-- start of DATA TO USE --
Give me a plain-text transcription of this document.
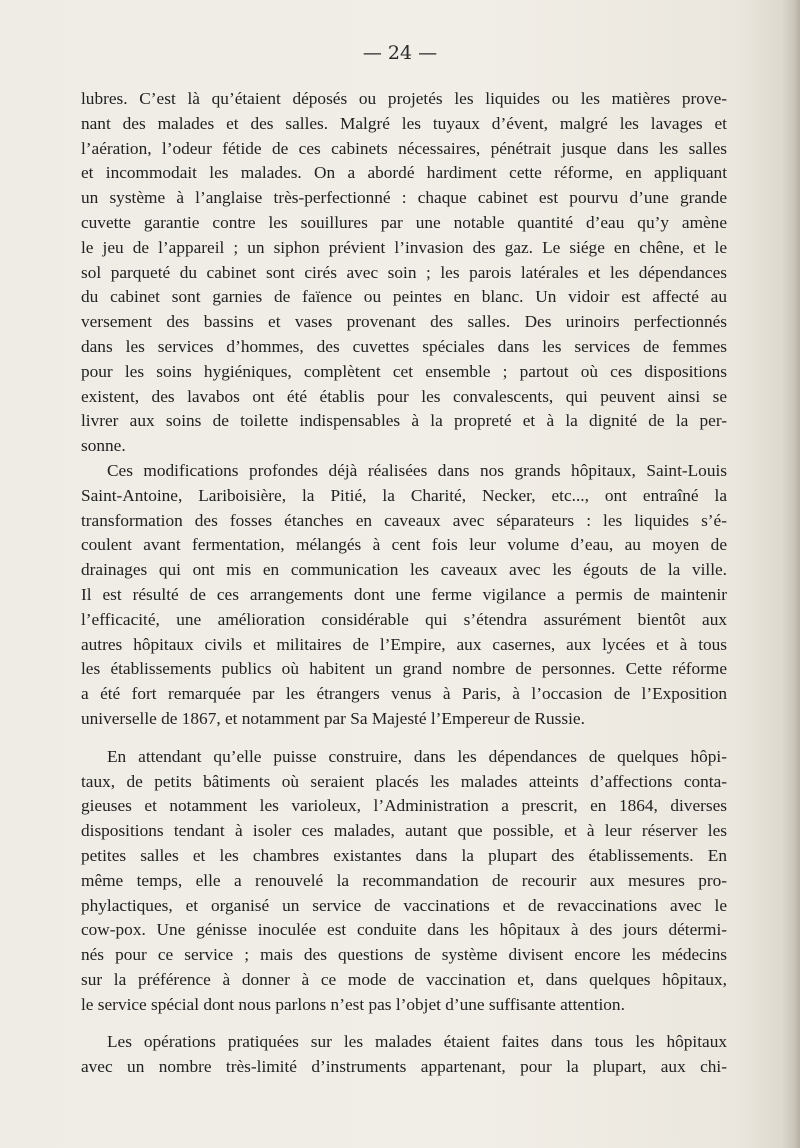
— 24 —

lubres. C’est là qu’étaient déposés ou projetés les liquides ou les matières prove-
nant des malades et des salles. Malgré les tuyaux d’évent, malgré les lavages et
l’aération, l’odeur fétide de ces cabinets nécessaires, pénétrait jusque dans les salles
et incommodait les malades. On a abordé hardiment cette réforme, en appliquant
un système à l’anglaise très-perfectionné : chaque cabinet est pourvu d’une grande
cuvette garantie contre les souillures par une notable quantité d’eau qu’y amène
le jeu de l’appareil ; un siphon prévient l’invasion des gaz. Le siége en chêne, et le
sol parqueté du cabinet sont cirés avec soin ; les parois latérales et les dépendances
du cabinet sont garnies de faïence ou peintes en blanc. Un vidoir est affecté au
versement des bassins et vases provenant des salles. Des urinoirs perfectionnés
dans les services d’hommes, des cuvettes spéciales dans les services de femmes
pour les soins hygiéniques, complètent cet ensemble ; partout où ces dispositions
existent, des lavabos ont été établis pour les convalescents, qui peuvent ainsi se
livrer aux soins de toilette indispensables à la propreté et à la dignité de la per-
sonne.
Ces modifications profondes déjà réalisées dans nos grands hôpitaux, Saint-Louis
Saint-Antoine, Lariboisière, la Pitié, la Charité, Necker, etc..., ont entraîné la
transformation des fosses étanches en caveaux avec séparateurs : les liquides s’é-
coulent avant fermentation, mélangés à cent fois leur volume d’eau, au moyen de
drainages qui ont mis en communication les caveaux avec les égouts de la ville.
Il est résulté de ces arrangements dont une ferme vigilance a permis de maintenir
l’efficacité, une amélioration considérable qui s’étendra assurément bientôt aux
autres hôpitaux civils et militaires de l’Empire, aux casernes, aux lycées et à tous
les établissements publics où habitent un grand nombre de personnes. Cette réforme
a été fort remarquée par les étrangers venus à Paris, à l’occasion de l’Exposition
universelle de 1867, et notamment par Sa Majesté l’Empereur de Russie.
En attendant qu’elle puisse construire, dans les dépendances de quelques hôpi-
taux, de petits bâtiments où seraient placés les malades atteints d’affections conta-
gieuses et notamment les varioleux, l’Administration a prescrit, en 1864, diverses
dispositions tendant à isoler ces malades, autant que possible, et à leur réserver les
petites salles et les chambres existantes dans la plupart des établissements. En
même temps, elle a renouvelé la recommandation de recourir aux mesures pro-
phylactiques, et organisé un service de vaccinations et de revaccinations avec le
cow-pox. Une génisse inoculée est conduite dans les hôpitaux à des jours détermi-
nés pour ce service ; mais des questions de système divisent encore les médecins
sur la préférence à donner à ce mode de vaccination et, dans quelques hôpitaux,
le service spécial dont nous parlons n’est pas l’objet d’une suffisante attention.
Les opérations pratiquées sur les malades étaient faites dans tous les hôpitaux
avec un nombre très-limité d’instruments appartenant, pour la plupart, aux chi-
-- end of DATA TO USE --
> WORK REQUIRED
Check every line of the records above for the string "nombre" and say how many contain it, giving the number alone.

> CORRECT RESPONSE
2